Go through the records and give each one again exactly.

• • • • •

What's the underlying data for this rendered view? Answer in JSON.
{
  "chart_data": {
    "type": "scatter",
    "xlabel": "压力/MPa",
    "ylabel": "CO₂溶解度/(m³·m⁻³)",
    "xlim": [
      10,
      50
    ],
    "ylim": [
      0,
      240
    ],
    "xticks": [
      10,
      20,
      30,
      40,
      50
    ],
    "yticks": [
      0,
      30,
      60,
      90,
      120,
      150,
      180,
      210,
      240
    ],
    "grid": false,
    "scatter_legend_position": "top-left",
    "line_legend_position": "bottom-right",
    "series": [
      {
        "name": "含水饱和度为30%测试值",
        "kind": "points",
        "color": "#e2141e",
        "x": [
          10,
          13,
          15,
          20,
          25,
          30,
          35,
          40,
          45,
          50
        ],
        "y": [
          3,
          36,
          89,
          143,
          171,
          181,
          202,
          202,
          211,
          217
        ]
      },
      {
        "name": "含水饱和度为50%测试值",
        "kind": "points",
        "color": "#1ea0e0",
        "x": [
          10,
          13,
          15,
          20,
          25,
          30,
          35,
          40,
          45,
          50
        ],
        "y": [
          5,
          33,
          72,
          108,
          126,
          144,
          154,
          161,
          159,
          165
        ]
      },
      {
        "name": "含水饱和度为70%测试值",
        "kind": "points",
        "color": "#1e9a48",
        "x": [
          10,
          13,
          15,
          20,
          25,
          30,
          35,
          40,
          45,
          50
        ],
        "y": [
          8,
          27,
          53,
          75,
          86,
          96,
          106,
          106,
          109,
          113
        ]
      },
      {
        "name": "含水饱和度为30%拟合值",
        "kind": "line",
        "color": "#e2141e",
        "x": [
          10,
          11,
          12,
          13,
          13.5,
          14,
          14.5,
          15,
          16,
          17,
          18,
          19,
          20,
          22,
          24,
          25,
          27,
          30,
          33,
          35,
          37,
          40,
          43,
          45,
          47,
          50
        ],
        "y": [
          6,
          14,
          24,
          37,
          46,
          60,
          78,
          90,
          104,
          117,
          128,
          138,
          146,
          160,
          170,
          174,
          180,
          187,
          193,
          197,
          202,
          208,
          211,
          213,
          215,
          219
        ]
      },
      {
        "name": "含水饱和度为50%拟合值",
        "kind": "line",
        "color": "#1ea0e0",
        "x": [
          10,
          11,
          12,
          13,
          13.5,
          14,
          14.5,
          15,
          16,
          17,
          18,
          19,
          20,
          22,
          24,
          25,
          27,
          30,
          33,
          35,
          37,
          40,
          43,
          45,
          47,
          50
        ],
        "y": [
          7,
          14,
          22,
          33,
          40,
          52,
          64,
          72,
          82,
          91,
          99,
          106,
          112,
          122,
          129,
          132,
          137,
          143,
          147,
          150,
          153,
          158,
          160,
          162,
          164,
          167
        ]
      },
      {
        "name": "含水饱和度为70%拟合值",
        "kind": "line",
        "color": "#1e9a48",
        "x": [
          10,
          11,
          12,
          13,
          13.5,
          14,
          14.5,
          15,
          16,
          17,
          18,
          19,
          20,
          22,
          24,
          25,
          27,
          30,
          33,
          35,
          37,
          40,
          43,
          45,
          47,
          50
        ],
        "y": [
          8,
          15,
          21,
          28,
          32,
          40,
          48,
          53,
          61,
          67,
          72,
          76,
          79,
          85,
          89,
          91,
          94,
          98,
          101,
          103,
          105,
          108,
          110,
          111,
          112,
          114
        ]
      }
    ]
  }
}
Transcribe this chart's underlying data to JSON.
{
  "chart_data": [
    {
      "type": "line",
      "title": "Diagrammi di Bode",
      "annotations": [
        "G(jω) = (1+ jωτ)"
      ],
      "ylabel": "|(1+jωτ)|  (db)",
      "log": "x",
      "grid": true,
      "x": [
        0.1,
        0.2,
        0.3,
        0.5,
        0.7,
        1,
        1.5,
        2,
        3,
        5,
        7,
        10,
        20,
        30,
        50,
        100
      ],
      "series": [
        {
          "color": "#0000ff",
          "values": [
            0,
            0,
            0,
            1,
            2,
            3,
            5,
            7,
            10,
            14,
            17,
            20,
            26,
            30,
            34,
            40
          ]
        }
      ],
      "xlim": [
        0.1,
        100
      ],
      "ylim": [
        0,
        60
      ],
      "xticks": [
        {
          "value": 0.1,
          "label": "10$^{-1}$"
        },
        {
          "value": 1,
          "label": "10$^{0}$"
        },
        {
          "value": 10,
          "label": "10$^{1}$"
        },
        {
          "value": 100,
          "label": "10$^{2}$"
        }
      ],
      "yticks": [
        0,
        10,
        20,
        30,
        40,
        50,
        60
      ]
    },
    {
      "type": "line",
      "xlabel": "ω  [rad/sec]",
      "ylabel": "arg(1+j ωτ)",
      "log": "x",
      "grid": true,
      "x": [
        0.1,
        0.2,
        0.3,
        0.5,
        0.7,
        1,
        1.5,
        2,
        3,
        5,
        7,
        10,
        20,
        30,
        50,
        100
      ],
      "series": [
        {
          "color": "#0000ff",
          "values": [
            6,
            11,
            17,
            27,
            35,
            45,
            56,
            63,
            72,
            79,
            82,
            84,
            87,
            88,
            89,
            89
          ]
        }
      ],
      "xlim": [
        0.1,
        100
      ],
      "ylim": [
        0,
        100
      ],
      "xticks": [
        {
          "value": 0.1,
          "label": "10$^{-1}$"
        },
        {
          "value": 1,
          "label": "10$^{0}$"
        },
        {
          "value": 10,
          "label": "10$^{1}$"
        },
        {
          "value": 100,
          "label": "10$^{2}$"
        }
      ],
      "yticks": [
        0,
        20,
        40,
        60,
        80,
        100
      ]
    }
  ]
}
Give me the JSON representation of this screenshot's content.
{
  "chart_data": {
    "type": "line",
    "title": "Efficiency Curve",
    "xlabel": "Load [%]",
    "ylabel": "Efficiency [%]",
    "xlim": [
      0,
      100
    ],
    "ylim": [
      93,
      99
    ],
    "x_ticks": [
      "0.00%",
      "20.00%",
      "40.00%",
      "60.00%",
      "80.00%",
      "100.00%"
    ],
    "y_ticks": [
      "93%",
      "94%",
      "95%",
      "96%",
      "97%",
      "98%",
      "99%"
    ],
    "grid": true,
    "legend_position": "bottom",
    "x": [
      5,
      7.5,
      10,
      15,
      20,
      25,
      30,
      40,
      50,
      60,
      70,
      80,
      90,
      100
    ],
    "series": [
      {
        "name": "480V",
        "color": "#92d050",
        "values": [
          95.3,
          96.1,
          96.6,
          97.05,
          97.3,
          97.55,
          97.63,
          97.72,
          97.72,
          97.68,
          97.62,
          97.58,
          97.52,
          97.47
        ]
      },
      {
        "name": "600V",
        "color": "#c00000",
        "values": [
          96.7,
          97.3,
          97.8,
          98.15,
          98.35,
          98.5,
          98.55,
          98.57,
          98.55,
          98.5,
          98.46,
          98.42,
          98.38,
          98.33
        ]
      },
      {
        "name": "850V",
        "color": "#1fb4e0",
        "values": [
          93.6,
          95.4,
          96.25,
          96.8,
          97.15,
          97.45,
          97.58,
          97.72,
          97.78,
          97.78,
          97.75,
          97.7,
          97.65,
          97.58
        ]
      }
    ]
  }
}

• • • • •

The result:
What's the underlying data for this rendered view? Answer in JSON.
{
  "chart_data": {
    "type": "scatter",
    "xlabel": "压力/MPa",
    "ylabel": "CO₂溶解度/(m³·m⁻³)",
    "xlim": [
      10,
      50
    ],
    "ylim": [
      0,
      240
    ],
    "xticks": [
      10,
      20,
      30,
      40,
      50
    ],
    "yticks": [
      0,
      30,
      60,
      90,
      120,
      150,
      180,
      210,
      240
    ],
    "grid": false,
    "scatter_legend_position": "top-left",
    "line_legend_position": "bottom-right",
    "series": [
      {
        "name": "含水饱和度为30%测试值",
        "kind": "points",
        "color": "#e2141e",
        "x": [
          10,
          13,
          15,
          20,
          25,
          30,
          35,
          40,
          45,
          50
        ],
        "y": [
          3,
          36,
          89,
          143,
          171,
          181,
          202,
          202,
          211,
          217
        ]
      },
      {
        "name": "含水饱和度为50%测试值",
        "kind": "points",
        "color": "#1ea0e0",
        "x": [
          10,
          13,
          15,
          20,
          25,
          30,
          35,
          40,
          45,
          50
        ],
        "y": [
          5,
          33,
          72,
          108,
          126,
          144,
          154,
          161,
          159,
          165
        ]
      },
      {
        "name": "含水饱和度为70%测试值",
        "kind": "points",
        "color": "#1e9a48",
        "x": [
          10,
          13,
          15,
          20,
          25,
          30,
          35,
          40,
          45,
          50
        ],
        "y": [
          8,
          27,
          53,
          75,
          86,
          96,
          106,
          106,
          109,
          113
        ]
      },
      {
        "name": "含水饱和度为30%拟合值",
        "kind": "line",
        "color": "#e2141e",
        "x": [
          10,
          11,
          12,
          13,
          13.5,
          14,
          14.5,
          15,
          16,
          17,
          18,
          19,
          20,
          22,
          24,
          25,
          27,
          30,
          33,
          35,
          37,
          40,
          43,
          45,
          47,
          50
        ],
        "y": [
          6,
          14,
          24,
          37,
          46,
          60,
          78,
          90,
          104,
          117,
          128,
          138,
          146,
          160,
          170,
          174,
          180,
          187,
          193,
          197,
          202,
          208,
          211,
          213,
          215,
          219
        ]
      },
      {
        "name": "含水饱和度为50%拟合值",
        "kind": "line",
        "color": "#1ea0e0",
        "x": [
          10,
          11,
          12,
          13,
          13.5,
          14,
          14.5,
          15,
          16,
          17,
          18,
          19,
          20,
          22,
          24,
          25,
          27,
          30,
          33,
          35,
          37,
          40,
          43,
          45,
          47,
          50
        ],
        "y": [
          7,
          14,
          22,
          33,
          40,
          52,
          64,
          72,
          82,
          91,
          99,
          106,
          112,
          122,
          129,
          132,
          137,
          143,
          147,
          150,
          153,
          158,
          160,
          162,
          164,
          167
        ]
      },
      {
        "name": "含水饱和度为70%拟合值",
        "kind": "line",
        "color": "#1e9a48",
        "x": [
          10,
          11,
          12,
          13,
          13.5,
          14,
          14.5,
          15,
          16,
          17,
          18,
          19,
          20,
          22,
          24,
          25,
          27,
          30,
          33,
          35,
          37,
          40,
          43,
          45,
          47,
          50
        ],
        "y": [
          8,
          15,
          21,
          28,
          32,
          40,
          48,
          53,
          61,
          67,
          72,
          76,
          79,
          85,
          89,
          91,
          94,
          98,
          101,
          103,
          105,
          108,
          110,
          111,
          112,
          114
        ]
      }
    ]
  }
}
Transcribe this chart's underlying data to JSON.
{
  "chart_data": [
    {
      "type": "line",
      "title": "Diagrammi di Bode",
      "annotations": [
        "G(jω) = (1+ jωτ)"
      ],
      "ylabel": "|(1+jωτ)|  (db)",
      "log": "x",
      "grid": true,
      "x": [
        0.1,
        0.2,
        0.3,
        0.5,
        0.7,
        1,
        1.5,
        2,
        3,
        5,
        7,
        10,
        20,
        30,
        50,
        100
      ],
      "series": [
        {
          "color": "#0000ff",
          "values": [
            0,
            0,
            0,
            1,
            2,
            3,
            5,
            7,
            10,
            14,
            17,
            20,
            26,
            30,
            34,
            40
          ]
        }
      ],
      "xlim": [
        0.1,
        100
      ],
      "ylim": [
        0,
        60
      ],
      "xticks": [
        {
          "value": 0.1,
          "label": "10$^{-1}$"
        },
        {
          "value": 1,
          "label": "10$^{0}$"
        },
        {
          "value": 10,
          "label": "10$^{1}$"
        },
        {
          "value": 100,
          "label": "10$^{2}$"
        }
      ],
      "yticks": [
        0,
        10,
        20,
        30,
        40,
        50,
        60
      ]
    },
    {
      "type": "line",
      "xlabel": "ω  [rad/sec]",
      "ylabel": "arg(1+j ωτ)",
      "log": "x",
      "grid": true,
      "x": [
        0.1,
        0.2,
        0.3,
        0.5,
        0.7,
        1,
        1.5,
        2,
        3,
        5,
        7,
        10,
        20,
        30,
        50,
        100
      ],
      "series": [
        {
          "color": "#0000ff",
          "values": [
            6,
            11,
            17,
            27,
            35,
            45,
            56,
            63,
            72,
            79,
            82,
            84,
            87,
            88,
            89,
            89
          ]
        }
      ],
      "xlim": [
        0.1,
        100
      ],
      "ylim": [
        0,
        100
      ],
      "xticks": [
        {
          "value": 0.1,
          "label": "10$^{-1}$"
        },
        {
          "value": 1,
          "label": "10$^{0}$"
        },
        {
          "value": 10,
          "label": "10$^{1}$"
        },
        {
          "value": 100,
          "label": "10$^{2}$"
        }
      ],
      "yticks": [
        0,
        20,
        40,
        60,
        80,
        100
      ]
    }
  ]
}
Give me the JSON representation of this screenshot's content.
{
  "chart_data": {
    "type": "line",
    "title": "Efficiency Curve",
    "xlabel": "Load [%]",
    "ylabel": "Efficiency [%]",
    "xlim": [
      0,
      100
    ],
    "ylim": [
      93,
      99
    ],
    "x_ticks": [
      "0.00%",
      "20.00%",
      "40.00%",
      "60.00%",
      "80.00%",
      "100.00%"
    ],
    "y_ticks": [
      "93%",
      "94%",
      "95%",
      "96%",
      "97%",
      "98%",
      "99%"
    ],
    "grid": true,
    "legend_position": "bottom",
    "x": [
      5,
      7.5,
      10,
      15,
      20,
      25,
      30,
      40,
      50,
      60,
      70,
      80,
      90,
      100
    ],
    "series": [
      {
        "name": "480V",
        "color": "#92d050",
        "values": [
          95.3,
          96.1,
          96.6,
          97.05,
          97.3,
          97.55,
          97.63,
          97.72,
          97.72,
          97.68,
          97.62,
          97.58,
          97.52,
          97.47
        ]
      },
      {
        "name": "600V",
        "color": "#c00000",
        "values": [
          96.7,
          97.3,
          97.8,
          98.15,
          98.35,
          98.5,
          98.55,
          98.57,
          98.55,
          98.5,
          98.46,
          98.42,
          98.38,
          98.33
        ]
      },
      {
        "name": "850V",
        "color": "#1fb4e0",
        "values": [
          93.6,
          95.4,
          96.25,
          96.8,
          97.15,
          97.45,
          97.58,
          97.72,
          97.78,
          97.78,
          97.75,
          97.7,
          97.65,
          97.58
        ]
      }
    ]
  }
}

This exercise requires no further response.